(Raw records)

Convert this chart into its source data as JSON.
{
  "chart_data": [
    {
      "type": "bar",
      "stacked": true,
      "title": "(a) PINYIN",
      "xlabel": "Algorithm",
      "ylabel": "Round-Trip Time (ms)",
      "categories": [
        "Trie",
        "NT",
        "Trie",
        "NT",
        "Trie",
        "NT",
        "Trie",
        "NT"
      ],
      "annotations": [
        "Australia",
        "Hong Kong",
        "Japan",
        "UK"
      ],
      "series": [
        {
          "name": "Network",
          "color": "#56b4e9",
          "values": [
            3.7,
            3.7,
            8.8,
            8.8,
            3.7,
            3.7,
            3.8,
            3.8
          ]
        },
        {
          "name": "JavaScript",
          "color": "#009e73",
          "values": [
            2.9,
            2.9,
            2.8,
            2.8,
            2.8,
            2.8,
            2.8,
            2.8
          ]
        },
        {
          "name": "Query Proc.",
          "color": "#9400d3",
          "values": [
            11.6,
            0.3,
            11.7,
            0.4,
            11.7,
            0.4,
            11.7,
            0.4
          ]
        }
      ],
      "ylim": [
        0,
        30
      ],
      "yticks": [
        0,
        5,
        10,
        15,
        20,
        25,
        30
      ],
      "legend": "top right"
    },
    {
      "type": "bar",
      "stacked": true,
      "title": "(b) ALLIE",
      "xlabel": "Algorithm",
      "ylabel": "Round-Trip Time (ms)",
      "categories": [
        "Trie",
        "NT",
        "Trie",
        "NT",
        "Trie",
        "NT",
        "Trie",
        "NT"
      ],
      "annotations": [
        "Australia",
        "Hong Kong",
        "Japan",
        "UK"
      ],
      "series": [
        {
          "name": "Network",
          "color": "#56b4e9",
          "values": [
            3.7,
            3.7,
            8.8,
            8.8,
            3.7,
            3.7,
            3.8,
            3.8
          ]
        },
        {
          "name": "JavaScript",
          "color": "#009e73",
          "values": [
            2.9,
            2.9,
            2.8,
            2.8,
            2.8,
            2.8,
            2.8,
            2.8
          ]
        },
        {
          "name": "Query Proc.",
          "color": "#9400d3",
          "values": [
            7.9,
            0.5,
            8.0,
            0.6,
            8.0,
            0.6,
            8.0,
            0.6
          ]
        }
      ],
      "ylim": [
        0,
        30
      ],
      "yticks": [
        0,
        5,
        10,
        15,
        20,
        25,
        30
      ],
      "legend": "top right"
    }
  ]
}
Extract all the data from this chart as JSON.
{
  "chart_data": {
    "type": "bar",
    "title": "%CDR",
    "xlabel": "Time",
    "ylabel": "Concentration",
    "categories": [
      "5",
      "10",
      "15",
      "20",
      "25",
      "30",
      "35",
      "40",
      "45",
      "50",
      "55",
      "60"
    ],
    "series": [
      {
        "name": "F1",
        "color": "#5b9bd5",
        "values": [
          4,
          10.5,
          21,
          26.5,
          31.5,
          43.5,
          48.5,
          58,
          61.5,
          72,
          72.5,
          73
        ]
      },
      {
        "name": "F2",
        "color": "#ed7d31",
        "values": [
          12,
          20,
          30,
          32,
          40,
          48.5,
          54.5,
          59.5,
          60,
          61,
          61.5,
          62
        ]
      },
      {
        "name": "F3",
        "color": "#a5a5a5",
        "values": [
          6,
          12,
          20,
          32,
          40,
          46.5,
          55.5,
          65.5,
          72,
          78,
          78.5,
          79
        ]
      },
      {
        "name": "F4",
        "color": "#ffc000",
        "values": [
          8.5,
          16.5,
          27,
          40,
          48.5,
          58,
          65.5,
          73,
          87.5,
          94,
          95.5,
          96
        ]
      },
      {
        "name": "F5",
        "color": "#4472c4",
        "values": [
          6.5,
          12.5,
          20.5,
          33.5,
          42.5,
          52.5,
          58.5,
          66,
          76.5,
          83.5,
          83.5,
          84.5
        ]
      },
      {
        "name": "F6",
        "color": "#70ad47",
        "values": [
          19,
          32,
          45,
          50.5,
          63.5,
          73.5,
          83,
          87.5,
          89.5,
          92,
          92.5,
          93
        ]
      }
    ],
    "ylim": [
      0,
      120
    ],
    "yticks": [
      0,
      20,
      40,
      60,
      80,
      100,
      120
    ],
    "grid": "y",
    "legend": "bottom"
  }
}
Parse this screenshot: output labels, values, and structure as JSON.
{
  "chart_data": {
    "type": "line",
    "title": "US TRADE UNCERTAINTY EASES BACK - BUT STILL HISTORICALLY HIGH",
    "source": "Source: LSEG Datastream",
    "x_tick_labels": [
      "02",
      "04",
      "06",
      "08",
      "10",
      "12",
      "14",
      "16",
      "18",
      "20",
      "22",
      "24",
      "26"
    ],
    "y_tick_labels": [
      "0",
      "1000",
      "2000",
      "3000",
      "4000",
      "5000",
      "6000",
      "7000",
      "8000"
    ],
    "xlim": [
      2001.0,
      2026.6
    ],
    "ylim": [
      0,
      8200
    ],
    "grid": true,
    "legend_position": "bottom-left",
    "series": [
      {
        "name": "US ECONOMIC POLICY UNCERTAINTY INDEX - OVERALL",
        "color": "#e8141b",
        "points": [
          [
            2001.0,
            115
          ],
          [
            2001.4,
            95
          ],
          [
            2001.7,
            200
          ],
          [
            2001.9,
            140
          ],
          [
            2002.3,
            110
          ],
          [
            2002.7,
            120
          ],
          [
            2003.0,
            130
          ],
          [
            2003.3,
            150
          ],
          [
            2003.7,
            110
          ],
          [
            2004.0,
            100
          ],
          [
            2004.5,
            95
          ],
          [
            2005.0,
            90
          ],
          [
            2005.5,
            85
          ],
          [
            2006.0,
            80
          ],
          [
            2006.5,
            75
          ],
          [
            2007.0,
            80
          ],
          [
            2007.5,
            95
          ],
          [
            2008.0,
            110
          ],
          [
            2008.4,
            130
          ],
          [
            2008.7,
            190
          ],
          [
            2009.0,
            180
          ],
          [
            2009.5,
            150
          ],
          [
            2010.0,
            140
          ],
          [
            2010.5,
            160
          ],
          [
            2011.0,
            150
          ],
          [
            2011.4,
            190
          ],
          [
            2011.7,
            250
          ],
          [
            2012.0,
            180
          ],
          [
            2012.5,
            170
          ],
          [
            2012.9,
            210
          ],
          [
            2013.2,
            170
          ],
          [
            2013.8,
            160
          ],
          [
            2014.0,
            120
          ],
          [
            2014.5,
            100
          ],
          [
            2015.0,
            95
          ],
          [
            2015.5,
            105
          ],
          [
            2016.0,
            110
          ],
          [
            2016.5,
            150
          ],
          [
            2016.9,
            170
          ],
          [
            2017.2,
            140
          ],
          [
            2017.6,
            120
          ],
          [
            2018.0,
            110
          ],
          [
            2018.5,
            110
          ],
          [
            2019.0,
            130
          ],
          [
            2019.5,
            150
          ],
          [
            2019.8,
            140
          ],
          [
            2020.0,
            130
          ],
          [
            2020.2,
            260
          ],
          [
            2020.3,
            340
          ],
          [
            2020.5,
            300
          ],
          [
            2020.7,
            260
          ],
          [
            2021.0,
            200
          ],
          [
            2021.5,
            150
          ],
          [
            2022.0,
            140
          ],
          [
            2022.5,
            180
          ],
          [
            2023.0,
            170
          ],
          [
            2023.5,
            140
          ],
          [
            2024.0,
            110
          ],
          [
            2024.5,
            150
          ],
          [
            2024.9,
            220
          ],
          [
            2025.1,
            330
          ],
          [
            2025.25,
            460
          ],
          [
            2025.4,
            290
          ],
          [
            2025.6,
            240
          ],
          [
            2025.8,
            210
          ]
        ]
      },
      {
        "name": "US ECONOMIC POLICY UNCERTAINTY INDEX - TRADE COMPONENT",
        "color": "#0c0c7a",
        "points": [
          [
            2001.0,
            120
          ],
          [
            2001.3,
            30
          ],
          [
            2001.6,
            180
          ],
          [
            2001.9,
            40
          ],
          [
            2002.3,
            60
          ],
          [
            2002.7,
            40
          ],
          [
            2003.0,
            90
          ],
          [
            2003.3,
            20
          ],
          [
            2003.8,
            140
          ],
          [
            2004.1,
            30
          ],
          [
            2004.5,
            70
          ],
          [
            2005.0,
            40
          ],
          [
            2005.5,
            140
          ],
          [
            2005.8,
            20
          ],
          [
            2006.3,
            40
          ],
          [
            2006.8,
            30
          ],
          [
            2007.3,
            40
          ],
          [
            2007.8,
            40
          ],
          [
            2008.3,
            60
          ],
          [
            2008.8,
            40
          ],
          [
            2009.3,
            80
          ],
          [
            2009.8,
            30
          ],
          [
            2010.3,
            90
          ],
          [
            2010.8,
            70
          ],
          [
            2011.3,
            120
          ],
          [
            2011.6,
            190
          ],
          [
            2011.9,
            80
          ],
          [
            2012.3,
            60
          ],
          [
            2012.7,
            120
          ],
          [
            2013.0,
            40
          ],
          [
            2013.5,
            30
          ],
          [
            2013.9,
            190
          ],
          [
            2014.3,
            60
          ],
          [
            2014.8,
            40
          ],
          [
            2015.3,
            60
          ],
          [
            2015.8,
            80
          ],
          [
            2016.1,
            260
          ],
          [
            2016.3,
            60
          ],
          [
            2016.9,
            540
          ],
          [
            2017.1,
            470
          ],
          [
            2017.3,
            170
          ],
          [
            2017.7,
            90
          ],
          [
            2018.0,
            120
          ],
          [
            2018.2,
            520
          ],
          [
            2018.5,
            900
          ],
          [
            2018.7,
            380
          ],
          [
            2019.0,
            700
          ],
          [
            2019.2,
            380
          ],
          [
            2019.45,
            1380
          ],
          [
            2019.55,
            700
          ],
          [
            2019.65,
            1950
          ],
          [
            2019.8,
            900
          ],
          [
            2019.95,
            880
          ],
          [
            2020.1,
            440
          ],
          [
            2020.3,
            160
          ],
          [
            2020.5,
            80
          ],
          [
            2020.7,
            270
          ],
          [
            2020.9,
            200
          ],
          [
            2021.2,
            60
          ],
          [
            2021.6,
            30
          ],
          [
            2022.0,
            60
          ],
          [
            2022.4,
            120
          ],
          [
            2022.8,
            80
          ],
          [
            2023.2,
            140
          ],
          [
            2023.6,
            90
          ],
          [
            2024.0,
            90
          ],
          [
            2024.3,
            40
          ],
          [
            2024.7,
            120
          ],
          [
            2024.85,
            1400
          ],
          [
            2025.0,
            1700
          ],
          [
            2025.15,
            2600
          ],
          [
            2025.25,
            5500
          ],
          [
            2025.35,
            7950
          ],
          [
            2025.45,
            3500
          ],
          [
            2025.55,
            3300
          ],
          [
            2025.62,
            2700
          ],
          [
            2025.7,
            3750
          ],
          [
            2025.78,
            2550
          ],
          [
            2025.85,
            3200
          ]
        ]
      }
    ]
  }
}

#### [The exercise]
Where a line contains the string "INDEX", extract that line.

#### [The answer]
        "name": "US ECONOMIC POLICY UNCERTAINTY INDEX - OVERALL",
        "name": "US ECONOMIC POLICY UNCERTAINTY INDEX - TRADE COMPONENT",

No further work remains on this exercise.